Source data
_ _ _

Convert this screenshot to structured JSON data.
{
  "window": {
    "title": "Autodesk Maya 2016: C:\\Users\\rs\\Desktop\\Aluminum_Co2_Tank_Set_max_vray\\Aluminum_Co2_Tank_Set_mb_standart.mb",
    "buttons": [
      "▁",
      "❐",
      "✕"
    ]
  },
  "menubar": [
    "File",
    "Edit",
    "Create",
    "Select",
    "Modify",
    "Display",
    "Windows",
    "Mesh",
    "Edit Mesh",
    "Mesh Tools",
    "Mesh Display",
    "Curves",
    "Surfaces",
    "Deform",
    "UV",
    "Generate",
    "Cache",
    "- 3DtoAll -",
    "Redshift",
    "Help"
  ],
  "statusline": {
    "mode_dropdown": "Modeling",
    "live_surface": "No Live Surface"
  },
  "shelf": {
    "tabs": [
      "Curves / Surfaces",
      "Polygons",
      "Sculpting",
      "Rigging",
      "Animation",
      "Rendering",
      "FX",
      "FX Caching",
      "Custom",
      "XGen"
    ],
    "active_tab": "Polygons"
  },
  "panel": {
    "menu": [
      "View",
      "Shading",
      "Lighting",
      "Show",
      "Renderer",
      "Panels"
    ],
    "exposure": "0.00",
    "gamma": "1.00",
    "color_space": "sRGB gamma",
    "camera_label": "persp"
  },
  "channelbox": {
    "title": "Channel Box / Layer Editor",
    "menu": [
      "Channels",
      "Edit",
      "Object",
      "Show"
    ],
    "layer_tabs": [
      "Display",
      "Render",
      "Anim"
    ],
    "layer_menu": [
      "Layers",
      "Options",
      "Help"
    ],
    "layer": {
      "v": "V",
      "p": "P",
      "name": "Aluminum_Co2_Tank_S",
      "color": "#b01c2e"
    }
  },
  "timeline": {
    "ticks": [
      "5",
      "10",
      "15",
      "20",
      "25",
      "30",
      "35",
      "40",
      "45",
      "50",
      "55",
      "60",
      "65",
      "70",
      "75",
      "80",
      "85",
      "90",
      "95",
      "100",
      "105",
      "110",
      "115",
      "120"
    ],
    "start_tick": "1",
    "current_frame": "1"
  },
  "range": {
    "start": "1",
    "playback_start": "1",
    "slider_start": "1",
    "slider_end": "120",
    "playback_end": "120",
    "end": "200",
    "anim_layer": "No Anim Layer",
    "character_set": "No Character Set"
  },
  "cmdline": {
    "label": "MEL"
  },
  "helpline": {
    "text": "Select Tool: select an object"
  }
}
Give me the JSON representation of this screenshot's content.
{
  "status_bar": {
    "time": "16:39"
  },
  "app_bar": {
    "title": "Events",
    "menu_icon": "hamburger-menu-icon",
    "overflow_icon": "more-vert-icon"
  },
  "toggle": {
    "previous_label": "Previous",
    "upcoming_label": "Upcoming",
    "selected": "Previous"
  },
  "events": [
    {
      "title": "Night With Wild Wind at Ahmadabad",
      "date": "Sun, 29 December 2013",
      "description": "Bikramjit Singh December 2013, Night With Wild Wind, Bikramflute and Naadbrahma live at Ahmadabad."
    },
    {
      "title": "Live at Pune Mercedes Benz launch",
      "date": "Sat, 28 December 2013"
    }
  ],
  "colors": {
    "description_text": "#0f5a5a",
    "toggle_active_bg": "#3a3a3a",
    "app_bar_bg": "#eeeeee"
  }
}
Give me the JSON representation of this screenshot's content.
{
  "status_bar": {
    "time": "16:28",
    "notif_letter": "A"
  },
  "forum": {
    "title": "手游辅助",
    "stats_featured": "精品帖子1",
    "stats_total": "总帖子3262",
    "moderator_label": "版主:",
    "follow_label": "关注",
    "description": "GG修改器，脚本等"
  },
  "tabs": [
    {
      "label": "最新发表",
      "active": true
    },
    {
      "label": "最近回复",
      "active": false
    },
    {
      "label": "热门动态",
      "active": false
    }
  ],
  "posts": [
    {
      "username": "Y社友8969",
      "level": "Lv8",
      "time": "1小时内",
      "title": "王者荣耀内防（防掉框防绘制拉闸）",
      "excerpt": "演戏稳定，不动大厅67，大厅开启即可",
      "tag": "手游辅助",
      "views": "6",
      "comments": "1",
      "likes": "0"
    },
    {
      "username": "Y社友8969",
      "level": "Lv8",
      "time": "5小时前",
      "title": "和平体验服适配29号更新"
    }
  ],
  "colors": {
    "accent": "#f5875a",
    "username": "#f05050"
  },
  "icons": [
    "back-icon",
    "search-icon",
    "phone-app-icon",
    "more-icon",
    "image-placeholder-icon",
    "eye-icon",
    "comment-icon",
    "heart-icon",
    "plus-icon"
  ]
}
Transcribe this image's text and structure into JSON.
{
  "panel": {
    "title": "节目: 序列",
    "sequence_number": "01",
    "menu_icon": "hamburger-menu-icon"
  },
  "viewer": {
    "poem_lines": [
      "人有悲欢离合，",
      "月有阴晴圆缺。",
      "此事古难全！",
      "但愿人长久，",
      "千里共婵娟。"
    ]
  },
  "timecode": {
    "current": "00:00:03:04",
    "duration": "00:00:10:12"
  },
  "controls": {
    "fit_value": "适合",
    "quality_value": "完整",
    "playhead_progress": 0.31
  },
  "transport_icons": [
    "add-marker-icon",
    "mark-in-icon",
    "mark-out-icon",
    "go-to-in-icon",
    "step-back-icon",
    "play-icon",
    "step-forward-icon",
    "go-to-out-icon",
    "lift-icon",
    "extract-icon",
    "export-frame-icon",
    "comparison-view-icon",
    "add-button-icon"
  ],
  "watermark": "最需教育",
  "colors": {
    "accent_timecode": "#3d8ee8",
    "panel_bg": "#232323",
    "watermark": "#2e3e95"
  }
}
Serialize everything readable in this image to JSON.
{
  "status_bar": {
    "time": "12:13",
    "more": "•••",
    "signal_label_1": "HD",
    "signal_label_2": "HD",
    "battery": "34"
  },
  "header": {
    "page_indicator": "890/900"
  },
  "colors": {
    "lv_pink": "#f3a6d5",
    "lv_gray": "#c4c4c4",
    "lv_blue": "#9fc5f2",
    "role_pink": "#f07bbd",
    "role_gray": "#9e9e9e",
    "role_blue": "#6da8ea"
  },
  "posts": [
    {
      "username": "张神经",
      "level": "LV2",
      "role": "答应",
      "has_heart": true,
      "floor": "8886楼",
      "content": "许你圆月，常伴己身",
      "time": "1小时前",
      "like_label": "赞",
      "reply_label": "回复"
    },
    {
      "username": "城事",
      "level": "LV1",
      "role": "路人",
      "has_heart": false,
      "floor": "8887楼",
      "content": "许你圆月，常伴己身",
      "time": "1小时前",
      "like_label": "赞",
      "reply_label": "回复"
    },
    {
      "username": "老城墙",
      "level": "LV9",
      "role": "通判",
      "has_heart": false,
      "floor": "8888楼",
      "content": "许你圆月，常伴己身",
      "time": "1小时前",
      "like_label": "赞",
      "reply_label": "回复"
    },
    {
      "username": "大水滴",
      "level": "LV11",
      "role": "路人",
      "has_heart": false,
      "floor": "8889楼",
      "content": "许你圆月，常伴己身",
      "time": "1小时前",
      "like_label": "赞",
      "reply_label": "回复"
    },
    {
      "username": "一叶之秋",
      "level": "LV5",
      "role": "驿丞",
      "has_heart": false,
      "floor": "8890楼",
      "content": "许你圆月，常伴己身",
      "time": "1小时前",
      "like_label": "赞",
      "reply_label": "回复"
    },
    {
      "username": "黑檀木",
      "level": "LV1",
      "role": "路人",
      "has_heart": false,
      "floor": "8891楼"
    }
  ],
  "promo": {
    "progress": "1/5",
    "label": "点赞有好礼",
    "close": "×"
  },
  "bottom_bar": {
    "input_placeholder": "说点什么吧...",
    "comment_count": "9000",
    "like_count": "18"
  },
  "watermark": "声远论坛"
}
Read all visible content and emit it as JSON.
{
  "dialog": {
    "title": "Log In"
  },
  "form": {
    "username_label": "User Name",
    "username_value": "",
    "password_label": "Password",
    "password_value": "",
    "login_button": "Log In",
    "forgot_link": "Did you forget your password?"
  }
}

_ _ _

> [CHALLENGE]:
Out of the records, collect only those lines that contain the string "Previous".

> [RESULT BELOW]:
    "previous_label": "Previous",
    "selected": "Previous"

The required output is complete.